Dataset items
>> Begin

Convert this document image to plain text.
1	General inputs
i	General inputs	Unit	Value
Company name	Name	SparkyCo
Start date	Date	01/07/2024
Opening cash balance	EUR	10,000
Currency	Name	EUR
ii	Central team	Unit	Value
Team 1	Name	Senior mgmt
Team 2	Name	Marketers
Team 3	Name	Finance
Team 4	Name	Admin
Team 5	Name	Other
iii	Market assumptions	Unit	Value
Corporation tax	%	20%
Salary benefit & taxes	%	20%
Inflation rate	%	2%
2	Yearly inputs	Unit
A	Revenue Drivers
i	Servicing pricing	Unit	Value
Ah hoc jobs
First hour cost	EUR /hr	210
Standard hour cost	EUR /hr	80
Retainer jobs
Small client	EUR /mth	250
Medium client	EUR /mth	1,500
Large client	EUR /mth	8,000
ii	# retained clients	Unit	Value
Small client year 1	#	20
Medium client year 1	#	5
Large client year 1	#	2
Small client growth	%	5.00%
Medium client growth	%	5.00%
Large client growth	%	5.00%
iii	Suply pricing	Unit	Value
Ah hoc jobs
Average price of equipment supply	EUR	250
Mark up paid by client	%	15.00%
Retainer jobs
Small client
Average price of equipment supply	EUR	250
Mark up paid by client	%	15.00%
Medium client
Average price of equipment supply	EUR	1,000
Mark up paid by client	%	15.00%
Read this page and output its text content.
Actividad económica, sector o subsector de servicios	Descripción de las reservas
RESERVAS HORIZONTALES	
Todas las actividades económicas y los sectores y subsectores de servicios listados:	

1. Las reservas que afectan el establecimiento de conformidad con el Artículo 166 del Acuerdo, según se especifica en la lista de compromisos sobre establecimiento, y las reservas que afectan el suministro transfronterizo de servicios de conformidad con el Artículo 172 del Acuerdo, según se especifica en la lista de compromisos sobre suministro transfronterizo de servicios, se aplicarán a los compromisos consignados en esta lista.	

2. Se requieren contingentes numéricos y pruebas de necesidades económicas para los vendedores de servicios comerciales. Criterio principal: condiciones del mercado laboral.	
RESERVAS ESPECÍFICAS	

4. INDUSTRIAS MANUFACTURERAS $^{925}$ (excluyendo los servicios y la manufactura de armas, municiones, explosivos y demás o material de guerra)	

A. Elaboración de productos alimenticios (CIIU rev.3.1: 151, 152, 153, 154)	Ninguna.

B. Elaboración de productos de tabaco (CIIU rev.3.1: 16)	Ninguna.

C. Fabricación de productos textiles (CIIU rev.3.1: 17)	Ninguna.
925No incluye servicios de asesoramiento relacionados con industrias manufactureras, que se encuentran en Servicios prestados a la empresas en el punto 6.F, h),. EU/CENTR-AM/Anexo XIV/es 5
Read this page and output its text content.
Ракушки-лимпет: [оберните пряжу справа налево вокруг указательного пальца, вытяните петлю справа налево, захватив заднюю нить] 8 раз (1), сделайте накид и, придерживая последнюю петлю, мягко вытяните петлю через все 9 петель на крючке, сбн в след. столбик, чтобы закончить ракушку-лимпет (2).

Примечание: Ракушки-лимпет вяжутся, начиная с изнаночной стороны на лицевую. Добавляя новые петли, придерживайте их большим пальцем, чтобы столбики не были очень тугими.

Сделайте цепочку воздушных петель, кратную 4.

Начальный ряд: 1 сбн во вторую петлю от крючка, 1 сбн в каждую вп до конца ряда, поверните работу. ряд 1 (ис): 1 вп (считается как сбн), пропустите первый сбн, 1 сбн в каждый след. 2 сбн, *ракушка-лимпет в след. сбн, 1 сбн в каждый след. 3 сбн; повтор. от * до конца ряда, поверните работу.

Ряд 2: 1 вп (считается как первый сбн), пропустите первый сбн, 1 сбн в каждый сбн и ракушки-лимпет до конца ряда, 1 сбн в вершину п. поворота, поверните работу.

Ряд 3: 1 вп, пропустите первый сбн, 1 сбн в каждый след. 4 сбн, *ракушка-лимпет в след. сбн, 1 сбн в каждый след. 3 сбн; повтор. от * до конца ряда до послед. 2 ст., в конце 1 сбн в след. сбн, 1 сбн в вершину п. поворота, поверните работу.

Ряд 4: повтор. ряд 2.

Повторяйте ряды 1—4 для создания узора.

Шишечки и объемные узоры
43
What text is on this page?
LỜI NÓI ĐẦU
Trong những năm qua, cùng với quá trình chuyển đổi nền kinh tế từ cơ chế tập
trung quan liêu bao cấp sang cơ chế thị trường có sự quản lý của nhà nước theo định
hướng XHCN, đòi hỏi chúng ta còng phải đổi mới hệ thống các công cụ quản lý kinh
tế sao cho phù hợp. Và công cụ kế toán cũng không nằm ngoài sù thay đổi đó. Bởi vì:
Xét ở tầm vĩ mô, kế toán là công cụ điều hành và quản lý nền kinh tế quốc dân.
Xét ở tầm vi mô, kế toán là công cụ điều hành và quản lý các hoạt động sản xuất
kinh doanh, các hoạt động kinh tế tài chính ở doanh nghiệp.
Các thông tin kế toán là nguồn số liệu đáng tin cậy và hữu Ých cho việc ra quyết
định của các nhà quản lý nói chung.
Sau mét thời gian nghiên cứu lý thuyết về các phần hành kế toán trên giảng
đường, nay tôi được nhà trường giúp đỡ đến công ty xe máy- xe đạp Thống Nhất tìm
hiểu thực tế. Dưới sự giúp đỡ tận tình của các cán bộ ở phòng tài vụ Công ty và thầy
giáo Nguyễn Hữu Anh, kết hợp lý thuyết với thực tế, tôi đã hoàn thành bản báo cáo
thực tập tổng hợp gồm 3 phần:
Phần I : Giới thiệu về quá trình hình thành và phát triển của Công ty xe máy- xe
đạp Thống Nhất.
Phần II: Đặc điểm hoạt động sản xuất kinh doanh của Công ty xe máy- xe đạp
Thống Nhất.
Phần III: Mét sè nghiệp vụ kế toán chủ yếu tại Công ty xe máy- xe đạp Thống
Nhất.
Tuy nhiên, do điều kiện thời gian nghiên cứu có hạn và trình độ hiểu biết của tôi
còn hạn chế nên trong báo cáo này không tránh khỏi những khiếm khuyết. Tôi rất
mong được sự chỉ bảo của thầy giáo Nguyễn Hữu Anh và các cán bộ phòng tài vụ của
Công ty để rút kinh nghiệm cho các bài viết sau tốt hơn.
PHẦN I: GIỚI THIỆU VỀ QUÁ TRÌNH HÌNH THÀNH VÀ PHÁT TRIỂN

>> End

What is needed
Show the lines of the records that include the string "General".

Worked answer
1	General inputs
i	General inputs	Unit	Value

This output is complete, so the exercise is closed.